* _Exercise aim_
Retype every one of the items below character for character, keeping each line as it stands.

* _Records provided_
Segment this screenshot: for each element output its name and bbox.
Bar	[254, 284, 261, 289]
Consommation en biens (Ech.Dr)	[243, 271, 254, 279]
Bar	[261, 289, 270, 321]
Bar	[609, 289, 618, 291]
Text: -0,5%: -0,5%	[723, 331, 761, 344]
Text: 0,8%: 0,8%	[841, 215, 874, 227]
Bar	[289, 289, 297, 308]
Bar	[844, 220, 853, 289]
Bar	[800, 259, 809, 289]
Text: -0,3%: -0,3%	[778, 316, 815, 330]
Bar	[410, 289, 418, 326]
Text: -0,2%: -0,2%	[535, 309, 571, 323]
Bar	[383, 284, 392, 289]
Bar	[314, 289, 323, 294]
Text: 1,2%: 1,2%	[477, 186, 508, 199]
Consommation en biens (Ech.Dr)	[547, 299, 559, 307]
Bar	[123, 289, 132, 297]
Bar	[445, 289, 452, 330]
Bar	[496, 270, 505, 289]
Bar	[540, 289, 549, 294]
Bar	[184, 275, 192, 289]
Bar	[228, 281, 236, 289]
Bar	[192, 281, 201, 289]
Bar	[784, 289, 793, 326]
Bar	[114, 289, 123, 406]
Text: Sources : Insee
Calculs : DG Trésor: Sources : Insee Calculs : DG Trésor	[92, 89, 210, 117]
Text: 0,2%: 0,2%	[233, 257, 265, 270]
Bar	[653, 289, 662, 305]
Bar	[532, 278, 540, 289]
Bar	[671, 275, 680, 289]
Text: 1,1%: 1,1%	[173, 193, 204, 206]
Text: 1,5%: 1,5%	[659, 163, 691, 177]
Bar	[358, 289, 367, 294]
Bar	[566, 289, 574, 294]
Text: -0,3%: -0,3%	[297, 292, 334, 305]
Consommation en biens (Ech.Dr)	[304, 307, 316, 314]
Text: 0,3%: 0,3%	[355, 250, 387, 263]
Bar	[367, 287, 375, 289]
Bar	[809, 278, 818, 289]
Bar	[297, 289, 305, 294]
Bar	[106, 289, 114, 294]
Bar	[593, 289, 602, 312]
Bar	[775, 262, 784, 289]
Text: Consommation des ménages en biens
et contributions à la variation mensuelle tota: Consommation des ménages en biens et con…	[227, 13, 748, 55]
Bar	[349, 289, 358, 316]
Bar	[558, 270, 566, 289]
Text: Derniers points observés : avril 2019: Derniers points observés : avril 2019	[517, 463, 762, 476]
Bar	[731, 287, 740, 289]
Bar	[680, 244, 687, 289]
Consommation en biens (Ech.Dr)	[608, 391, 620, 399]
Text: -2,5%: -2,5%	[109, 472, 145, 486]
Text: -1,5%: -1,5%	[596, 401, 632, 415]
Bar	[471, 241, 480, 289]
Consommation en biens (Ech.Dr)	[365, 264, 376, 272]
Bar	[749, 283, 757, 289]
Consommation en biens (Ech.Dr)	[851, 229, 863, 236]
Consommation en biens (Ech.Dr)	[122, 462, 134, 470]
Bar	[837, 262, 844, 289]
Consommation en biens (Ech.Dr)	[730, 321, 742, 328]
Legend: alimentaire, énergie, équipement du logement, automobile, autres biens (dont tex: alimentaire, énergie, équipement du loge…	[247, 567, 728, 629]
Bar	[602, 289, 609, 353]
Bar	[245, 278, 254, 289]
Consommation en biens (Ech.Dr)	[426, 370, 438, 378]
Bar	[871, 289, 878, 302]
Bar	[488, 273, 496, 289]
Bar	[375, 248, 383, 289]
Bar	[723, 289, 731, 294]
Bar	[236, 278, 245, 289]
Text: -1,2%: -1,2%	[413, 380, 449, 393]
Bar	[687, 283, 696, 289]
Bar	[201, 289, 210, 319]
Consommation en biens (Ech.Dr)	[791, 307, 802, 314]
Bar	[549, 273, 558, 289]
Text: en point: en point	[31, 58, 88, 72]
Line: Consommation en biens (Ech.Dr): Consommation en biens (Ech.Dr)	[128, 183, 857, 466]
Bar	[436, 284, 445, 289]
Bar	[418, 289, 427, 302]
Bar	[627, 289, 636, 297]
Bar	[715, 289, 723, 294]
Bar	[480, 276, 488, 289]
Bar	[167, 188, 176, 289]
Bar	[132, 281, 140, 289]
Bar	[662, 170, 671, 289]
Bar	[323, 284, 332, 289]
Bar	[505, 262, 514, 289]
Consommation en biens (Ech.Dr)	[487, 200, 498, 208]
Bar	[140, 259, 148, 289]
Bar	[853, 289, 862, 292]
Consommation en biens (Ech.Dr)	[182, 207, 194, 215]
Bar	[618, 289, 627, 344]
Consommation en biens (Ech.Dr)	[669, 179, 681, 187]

* _Answer_
Segment this screenshot: for each element output its name and bbox.
Bar	[254, 284, 261, 289]
Consommation en biens (Ech.Dr)	[243, 271, 254, 279]
Bar	[261, 289, 270, 321]
Bar	[609, 289, 618, 291]
Text: -0,5%: -0,5%	[723, 331, 761, 344]
Text: 0,8%: 0,8%	[841, 215, 874, 227]
Bar	[289, 289, 297, 308]
Bar	[844, 220, 853, 289]
Bar	[800, 259, 809, 289]
Text: -0,3%: -0,3%	[778, 316, 815, 330]
Bar	[410, 289, 418, 326]
Text: -0,2%: -0,2%	[535, 309, 571, 323]
Bar	[383, 284, 392, 289]
Bar	[314, 289, 323, 294]
Text: 1,2%: 1,2%	[477, 186, 508, 199]
Consommation en biens (Ech.Dr)	[547, 299, 559, 307]
Bar	[123, 289, 132, 297]
Bar	[445, 289, 452, 330]
Bar	[496, 270, 505, 289]
Bar	[540, 289, 549, 294]
Bar	[184, 275, 192, 289]
Bar	[228, 281, 236, 289]
Bar	[192, 281, 201, 289]
Bar	[784, 289, 793, 326]
Bar	[114, 289, 123, 406]
Text: Sources : Insee
Calculs : DG Trésor: Sources : Insee Calculs : DG Trésor	[92, 89, 210, 117]
Text: 0,2%: 0,2%	[233, 257, 265, 270]
Bar	[653, 289, 662, 305]
Bar	[532, 278, 540, 289]
Bar	[671, 275, 680, 289]
Text: 1,1%: 1,1%	[173, 193, 204, 206]
Text: 1,5%: 1,5%	[659, 163, 691, 177]
Bar	[358, 289, 367, 294]
Bar	[566, 289, 574, 294]
Text: -0,3%: -0,3%	[297, 292, 334, 305]
Consommation en biens (Ech.Dr)	[304, 307, 316, 314]
Text: 0,3%: 0,3%	[355, 250, 387, 263]
Bar	[367, 287, 375, 289]
Bar	[809, 278, 818, 289]
Bar	[297, 289, 305, 294]
Bar	[106, 289, 114, 294]
Bar	[593, 289, 602, 312]
Bar	[775, 262, 784, 289]
Text: Consommation des ménages en biens
et contributions à la variation mensuelle tota: Consommation des ménages en biens et con…	[227, 13, 748, 55]
Bar	[349, 289, 358, 316]
Bar	[558, 270, 566, 289]
Text: Derniers points observés : avril 2019: Derniers points observés : avril 2019	[517, 463, 762, 476]
Bar	[731, 287, 740, 289]
Bar	[680, 244, 687, 289]
Consommation en biens (Ech.Dr)	[608, 391, 620, 399]
Text: -2,5%: -2,5%	[109, 472, 145, 486]
Text: -1,5%: -1,5%	[596, 401, 632, 415]
Bar	[471, 241, 480, 289]
Consommation en biens (Ech.Dr)	[365, 264, 376, 272]
Bar	[749, 283, 757, 289]
Consommation en biens (Ech.Dr)	[851, 229, 863, 236]
Consommation en biens (Ech.Dr)	[122, 462, 134, 470]
Bar	[837, 262, 844, 289]
Consommation en biens (Ech.Dr)	[730, 321, 742, 328]
Legend: alimentaire, énergie, équipement du logement, automobile, autres biens (dont tex: alimentaire, énergie, équipement du loge…	[247, 567, 728, 629]
Bar	[602, 289, 609, 353]
Bar	[245, 278, 254, 289]
Consommation en biens (Ech.Dr)	[426, 370, 438, 378]
Bar	[871, 289, 878, 302]
Bar	[488, 273, 496, 289]
Bar	[375, 248, 383, 289]
Bar	[723, 289, 731, 294]
Bar	[236, 278, 245, 289]
Text: -1,2%: -1,2%	[413, 380, 449, 393]
Bar	[687, 283, 696, 289]
Bar	[201, 289, 210, 319]
Consommation en biens (Ech.Dr)	[791, 307, 802, 314]
Bar	[549, 273, 558, 289]
Text: en point: en point	[31, 58, 88, 72]
Line: Consommation en biens (Ech.Dr): Consommation en biens (Ech.Dr)	[128, 183, 857, 466]
Bar	[436, 284, 445, 289]
Bar	[418, 289, 427, 302]
Bar	[627, 289, 636, 297]
Bar	[715, 289, 723, 294]
Bar	[480, 276, 488, 289]
Bar	[167, 188, 176, 289]
Bar	[132, 281, 140, 289]
Bar	[662, 170, 671, 289]
Bar	[323, 284, 332, 289]
Bar	[505, 262, 514, 289]
Consommation en biens (Ech.Dr)	[487, 200, 498, 208]
Bar	[140, 259, 148, 289]
Bar	[853, 289, 862, 292]
Consommation en biens (Ech.Dr)	[182, 207, 194, 215]
Bar	[618, 289, 627, 344]
Consommation en biens (Ech.Dr)	[669, 179, 681, 187]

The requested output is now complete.